─── Dataset excerpts ───

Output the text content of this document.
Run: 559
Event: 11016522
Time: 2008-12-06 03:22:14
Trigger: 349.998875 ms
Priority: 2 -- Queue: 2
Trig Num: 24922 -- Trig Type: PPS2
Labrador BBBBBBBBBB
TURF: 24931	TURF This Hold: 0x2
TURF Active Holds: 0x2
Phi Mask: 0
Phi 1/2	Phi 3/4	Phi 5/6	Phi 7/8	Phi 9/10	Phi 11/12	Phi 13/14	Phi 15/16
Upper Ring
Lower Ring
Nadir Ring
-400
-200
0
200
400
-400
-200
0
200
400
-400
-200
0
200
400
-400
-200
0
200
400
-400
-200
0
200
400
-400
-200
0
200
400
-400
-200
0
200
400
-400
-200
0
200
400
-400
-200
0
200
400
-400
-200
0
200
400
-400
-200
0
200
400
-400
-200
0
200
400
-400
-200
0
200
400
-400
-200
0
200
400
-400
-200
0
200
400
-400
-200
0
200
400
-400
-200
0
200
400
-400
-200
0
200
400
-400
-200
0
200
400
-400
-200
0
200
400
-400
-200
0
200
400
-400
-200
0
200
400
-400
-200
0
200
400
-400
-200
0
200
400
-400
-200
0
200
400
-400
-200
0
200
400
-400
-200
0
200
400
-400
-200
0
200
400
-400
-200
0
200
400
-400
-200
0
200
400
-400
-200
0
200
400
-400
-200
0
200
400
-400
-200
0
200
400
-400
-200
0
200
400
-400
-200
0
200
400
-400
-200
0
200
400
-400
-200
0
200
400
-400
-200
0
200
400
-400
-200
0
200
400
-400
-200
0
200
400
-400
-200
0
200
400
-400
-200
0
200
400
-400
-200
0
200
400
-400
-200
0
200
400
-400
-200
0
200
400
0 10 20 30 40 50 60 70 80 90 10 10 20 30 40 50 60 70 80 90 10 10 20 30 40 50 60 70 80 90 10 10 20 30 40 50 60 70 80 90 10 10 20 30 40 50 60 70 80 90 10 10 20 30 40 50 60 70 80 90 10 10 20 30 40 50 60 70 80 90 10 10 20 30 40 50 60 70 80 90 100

───

> **What the exercise asks**:
Write every entry out again exactly.

> **The reply**:
Output the text content of this document.
Run: 559
Event: 11016522
Time: 2008-12-06 03:22:14
Trigger: 349.998875 ms
Priority: 2 -- Queue: 2
Trig Num: 24922 -- Trig Type: PPS2
Labrador BBBBBBBBBB
TURF: 24931	TURF This Hold: 0x2
TURF Active Holds: 0x2
Phi Mask: 0
Phi 1/2	Phi 3/4	Phi 5/6	Phi 7/8	Phi 9/10	Phi 11/12	Phi 13/14	Phi 15/16
Upper Ring
Lower Ring
Nadir Ring
-400
-200
0
200
400
-400
-200
0
200
400
-400
-200
0
200
400
-400
-200
0
200
400
-400
-200
0
200
400
-400
-200
0
200
400
-400
-200
0
200
400
-400
-200
0
200
400
-400
-200
0
200
400
-400
-200
0
200
400
-400
-200
0
200
400
-400
-200
0
200
400
-400
-200
0
200
400
-400
-200
0
200
400
-400
-200
0
200
400
-400
-200
0
200
400
-400
-200
0
200
400
-400
-200
0
200
400
-400
-200
0
200
400
-400
-200
0
200
400
-400
-200
0
200
400
-400
-200
0
200
400
-400
-200
0
200
400
-400
-200
0
200
400
-400
-200
0
200
400
-400
-200
0
200
400
-400
-200
0
200
400
-400
-200
0
200
400
-400
-200
0
200
400
-400
-200
0
200
400
-400
-200
0
200
400
-400
-200
0
200
400
-400
-200
0
200
400
-400
-200
0
200
400
-400
-200
0
200
400
-400
-200
0
200
400
-400
-200
0
200
400
-400
-200
0
200
400
-400
-200
0
200
400
-400
-200
0
200
400
-400
-200
0
200
400
-400
-200
0
200
400
-400
-200
0
200
400
-400
-200
0
200
400
-400
-200
0
200
400
0 10 20 30 40 50 60 70 80 90 10 10 20 30 40 50 60 70 80 90 10 10 20 30 40 50 60 70 80 90 10 10 20 30 40 50 60 70 80 90 10 10 20 30 40 50 60 70 80 90 10 10 20 30 40 50 60 70 80 90 10 10 20 30 40 50 60 70 80 90 10 10 20 30 40 50 60 70 80 90 100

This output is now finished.